> [Problem details]: Please copy every line of the data below word for word, leaving the pictures out of your answer.

> [Dataset]:
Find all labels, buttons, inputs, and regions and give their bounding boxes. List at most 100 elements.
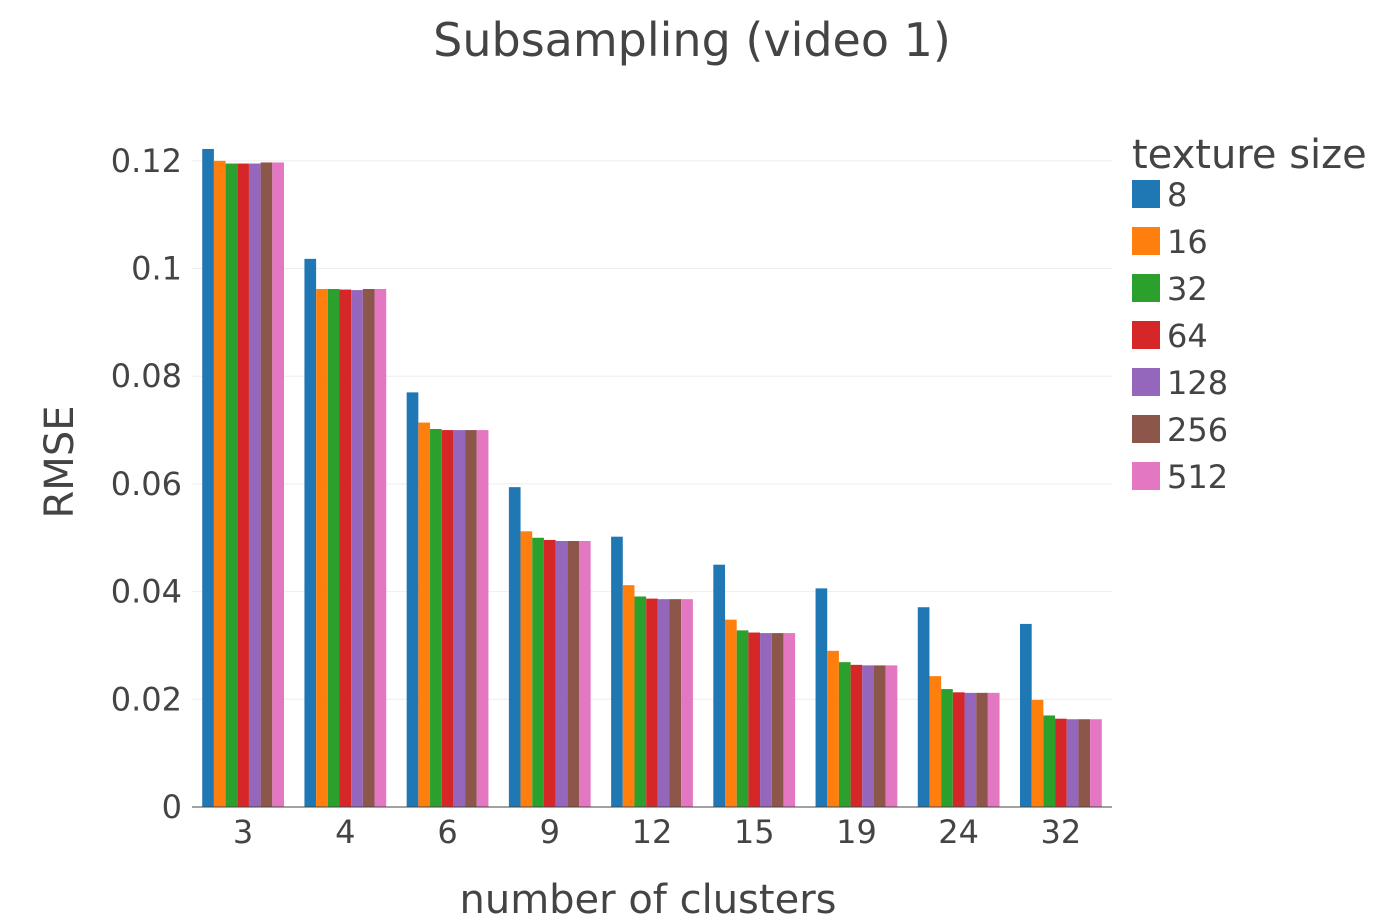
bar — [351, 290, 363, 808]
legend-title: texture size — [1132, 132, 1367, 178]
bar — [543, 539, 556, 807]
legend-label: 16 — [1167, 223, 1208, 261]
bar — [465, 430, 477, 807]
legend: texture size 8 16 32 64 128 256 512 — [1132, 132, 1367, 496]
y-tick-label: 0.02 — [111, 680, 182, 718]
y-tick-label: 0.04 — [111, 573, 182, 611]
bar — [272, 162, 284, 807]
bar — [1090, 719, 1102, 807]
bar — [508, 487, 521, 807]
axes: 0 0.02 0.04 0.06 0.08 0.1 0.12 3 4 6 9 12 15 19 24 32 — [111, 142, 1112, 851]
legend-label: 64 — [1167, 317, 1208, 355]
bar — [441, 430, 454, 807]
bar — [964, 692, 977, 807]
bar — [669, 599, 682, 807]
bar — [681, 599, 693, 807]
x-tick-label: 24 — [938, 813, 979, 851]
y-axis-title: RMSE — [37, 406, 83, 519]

> [Output below]:
Find all labels, buttons, inputs, and regions and give their bounding boxes. List at most 100 elements.
bar — [351, 290, 363, 808]
legend-title: texture size — [1132, 132, 1367, 178]
bar — [543, 539, 556, 807]
legend-label: 16 — [1167, 223, 1208, 261]
bar — [465, 430, 477, 807]
legend: texture size 8 16 32 64 128 256 512 — [1132, 132, 1367, 496]
y-tick-label: 0.02 — [111, 680, 182, 718]
y-tick-label: 0.04 — [111, 573, 182, 611]
bar — [272, 162, 284, 807]
bar — [1090, 719, 1102, 807]
bar — [508, 487, 521, 807]
axes: 0 0.02 0.04 0.06 0.08 0.1 0.12 3 4 6 9 12 15 19 24 32 — [111, 142, 1112, 851]
legend-label: 64 — [1167, 317, 1208, 355]
bar — [441, 430, 454, 807]
bar — [964, 692, 977, 807]
bar — [669, 599, 682, 807]
bar — [681, 599, 693, 807]
x-tick-label: 24 — [938, 813, 979, 851]
y-axis-title: RMSE — [37, 406, 83, 519]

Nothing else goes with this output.